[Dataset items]
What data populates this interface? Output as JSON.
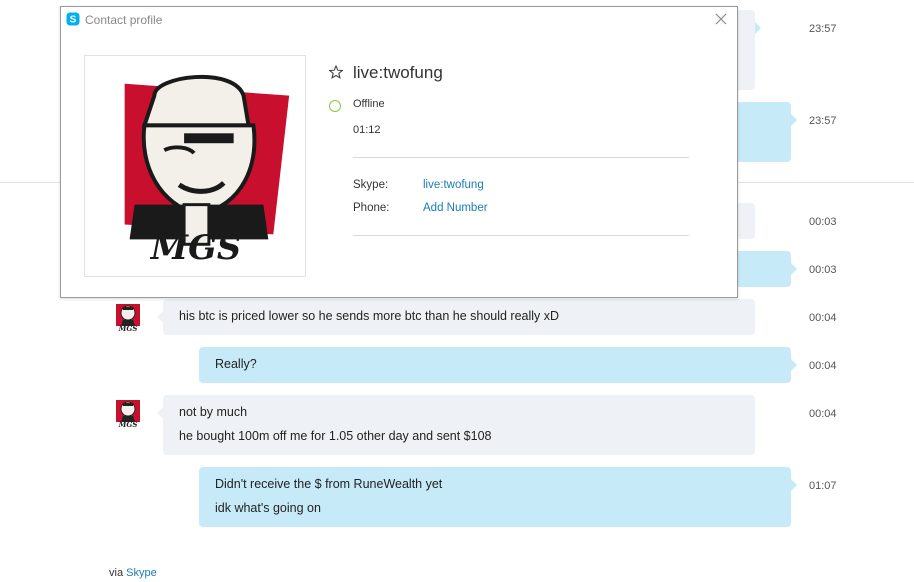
{
  "dialog": {
    "title": "Contact profile",
    "contact_name": "live:twofung",
    "status": "Offline",
    "local_time": "01:12",
    "fields": [
      {
        "label": "Skype:",
        "value": "live:twofung"
      },
      {
        "label": "Phone:",
        "value": "Add Number"
      }
    ],
    "avatar_text": "MGS"
  },
  "messages": [
    {
      "dir": "out",
      "time": "23:57",
      "lines": []
    },
    {
      "dir": "out",
      "time": "23:57",
      "lines": []
    },
    {
      "dir": "out",
      "time": "00:03",
      "lines": []
    },
    {
      "dir": "out",
      "time": "00:03",
      "lines": []
    },
    {
      "dir": "in",
      "time": "00:04",
      "lines": [
        "his btc is priced lower so he sends more btc than he should really xD"
      ]
    },
    {
      "dir": "out",
      "time": "00:04",
      "lines": [
        "Really?"
      ]
    },
    {
      "dir": "in",
      "time": "00:04",
      "lines": [
        "not by much",
        "he bought 100m off me for 1.05 other day and sent $108"
      ]
    },
    {
      "dir": "out",
      "time": "01:07",
      "lines": [
        "Didn't receive the $ from RuneWealth yet",
        "idk what's going on"
      ]
    }
  ],
  "footer": {
    "via": "via",
    "link": "Skype"
  },
  "colors": {
    "incoming": "#eef2f6",
    "outgoing": "#c7eaf9",
    "link": "#1a7db5",
    "online_ring": "#8cc63e",
    "logo_red": "#c8102e"
  }
}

SET TASK
Verbatim reproduction of every record is required; images are left out.

SOLUTION
What data populates this interface? Output as JSON.
{
  "dialog": {
    "title": "Contact profile",
    "contact_name": "live:twofung",
    "status": "Offline",
    "local_time": "01:12",
    "fields": [
      {
        "label": "Skype:",
        "value": "live:twofung"
      },
      {
        "label": "Phone:",
        "value": "Add Number"
      }
    ],
    "avatar_text": "MGS"
  },
  "messages": [
    {
      "dir": "out",
      "time": "23:57",
      "lines": []
    },
    {
      "dir": "out",
      "time": "23:57",
      "lines": []
    },
    {
      "dir": "out",
      "time": "00:03",
      "lines": []
    },
    {
      "dir": "out",
      "time": "00:03",
      "lines": []
    },
    {
      "dir": "in",
      "time": "00:04",
      "lines": [
        "his btc is priced lower so he sends more btc than he should really xD"
      ]
    },
    {
      "dir": "out",
      "time": "00:04",
      "lines": [
        "Really?"
      ]
    },
    {
      "dir": "in",
      "time": "00:04",
      "lines": [
        "not by much",
        "he bought 100m off me for 1.05 other day and sent $108"
      ]
    },
    {
      "dir": "out",
      "time": "01:07",
      "lines": [
        "Didn't receive the $ from RuneWealth yet",
        "idk what's going on"
      ]
    }
  ],
  "footer": {
    "via": "via",
    "link": "Skype"
  },
  "colors": {
    "incoming": "#eef2f6",
    "outgoing": "#c7eaf9",
    "link": "#1a7db5",
    "online_ring": "#8cc63e",
    "logo_red": "#c8102e"
  }
}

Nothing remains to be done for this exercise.